◆ **PROBLEM REQUIREMENTS**
Write every line out verbatim and omit the pictures.

◆ **Data records**
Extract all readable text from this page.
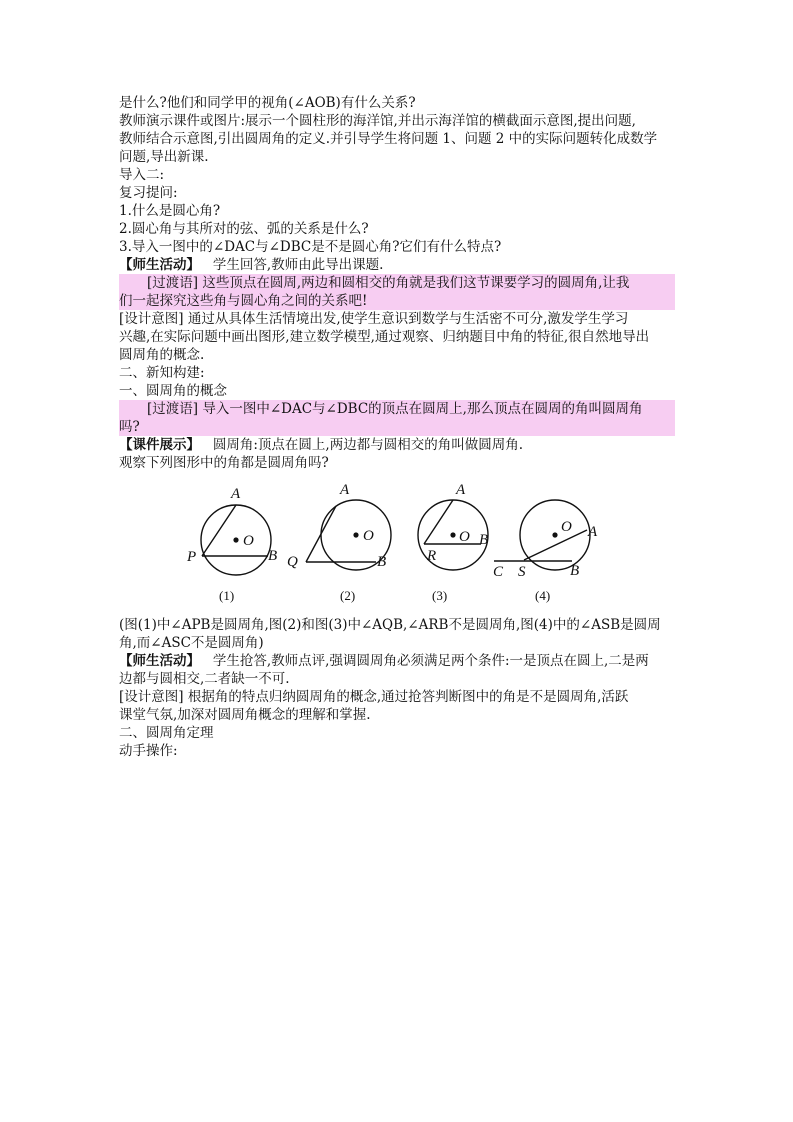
是什么?他们和同学甲的视角(∠AOB)有什么关系?
教师演示课件或图片:展示一个圆柱形的海洋馆,并出示海洋馆的横截面示意图,提出问题,
教师结合示意图,引出圆周角的定义.并引导学生将问题 1、问题 2 中的实际问题转化成数学
问题,导出新课.
导入二:
复习提问:
1.什么是圆心角?
2.圆心角与其所对的弦、弧的关系是什么?
3.导入一图中的∠DAC与∠DBC是不是圆心角?它们有什么特点?
【师生活动】 学生回答,教师由此导出课题.
[过渡语] 这些顶点在圆周,两边和圆相交的角就是我们这节课要学习的圆周角,让我
们一起探究这些角与圆心角之间的关系吧!
[设计意图] 通过从具体生活情境出发,使学生意识到数学与生活密不可分,激发学生学习
兴趣,在实际问题中画出图形,建立数学模型,通过观察、归纳题目中角的特征,很自然地导出
圆周角的概念.
二、新知构建:
一、圆周角的概念
[过渡语] 导入一图中∠DAC与∠DBC的顶点在圆周上,那么顶点在圆周的角叫圆周角
吗?
【课件展示】 圆周角:顶点在圆上,两边都与圆相交的角叫做圆周角.
观察下列图形中的角都是圆周角吗?
A
O
P	B
A
O
Q	B
A
O
R
B
O A
C S	B
(1)	(2)	(3)	(4)
(图(1)中∠APB是圆周角,图(2)和图(3)中∠AQB,∠ARB不是圆周角,图(4)中的∠ASB是圆周
角,而∠ASC不是圆周角)
【师生活动】 学生抢答,教师点评,强调圆周角必须满足两个条件:一是顶点在圆上,二是两
边都与圆相交,二者缺一不可.
[设计意图] 根据角的特点归纳圆周角的概念,通过抢答判断图中的角是不是圆周角,活跃
课堂气氛,加深对圆周角概念的理解和掌握.
二、圆周角定理
动手操作:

◆ **IN RESPONSE**
Extract all readable text from this page.
是什么?他们和同学甲的视角(∠AOB)有什么关系?
教师演示课件或图片:展示一个圆柱形的海洋馆,并出示海洋馆的横截面示意图,提出问题,
教师结合示意图,引出圆周角的定义.并引导学生将问题 1、问题 2 中的实际问题转化成数学
问题,导出新课.
导入二:
复习提问:
1.什么是圆心角?
2.圆心角与其所对的弦、弧的关系是什么?
3.导入一图中的∠DAC与∠DBC是不是圆心角?它们有什么特点?
【师生活动】 学生回答,教师由此导出课题.
[过渡语] 这些顶点在圆周,两边和圆相交的角就是我们这节课要学习的圆周角,让我
们一起探究这些角与圆心角之间的关系吧!
[设计意图] 通过从具体生活情境出发,使学生意识到数学与生活密不可分,激发学生学习
兴趣,在实际问题中画出图形,建立数学模型,通过观察、归纳题目中角的特征,很自然地导出
圆周角的概念.
二、新知构建:
一、圆周角的概念
[过渡语] 导入一图中∠DAC与∠DBC的顶点在圆周上,那么顶点在圆周的角叫圆周角
吗?
【课件展示】 圆周角:顶点在圆上,两边都与圆相交的角叫做圆周角.
观察下列图形中的角都是圆周角吗?
A
O
P	B
A
O
Q	B
A
O
R
B
O A
C S	B
(1)	(2)	(3)	(4)
(图(1)中∠APB是圆周角,图(2)和图(3)中∠AQB,∠ARB不是圆周角,图(4)中的∠ASB是圆周
角,而∠ASC不是圆周角)
【师生活动】 学生抢答,教师点评,强调圆周角必须满足两个条件:一是顶点在圆上,二是两
边都与圆相交,二者缺一不可.
[设计意图] 根据角的特点归纳圆周角的概念,通过抢答判断图中的角是不是圆周角,活跃
课堂气氛,加深对圆周角概念的理解和掌握.
二、圆周角定理
动手操作:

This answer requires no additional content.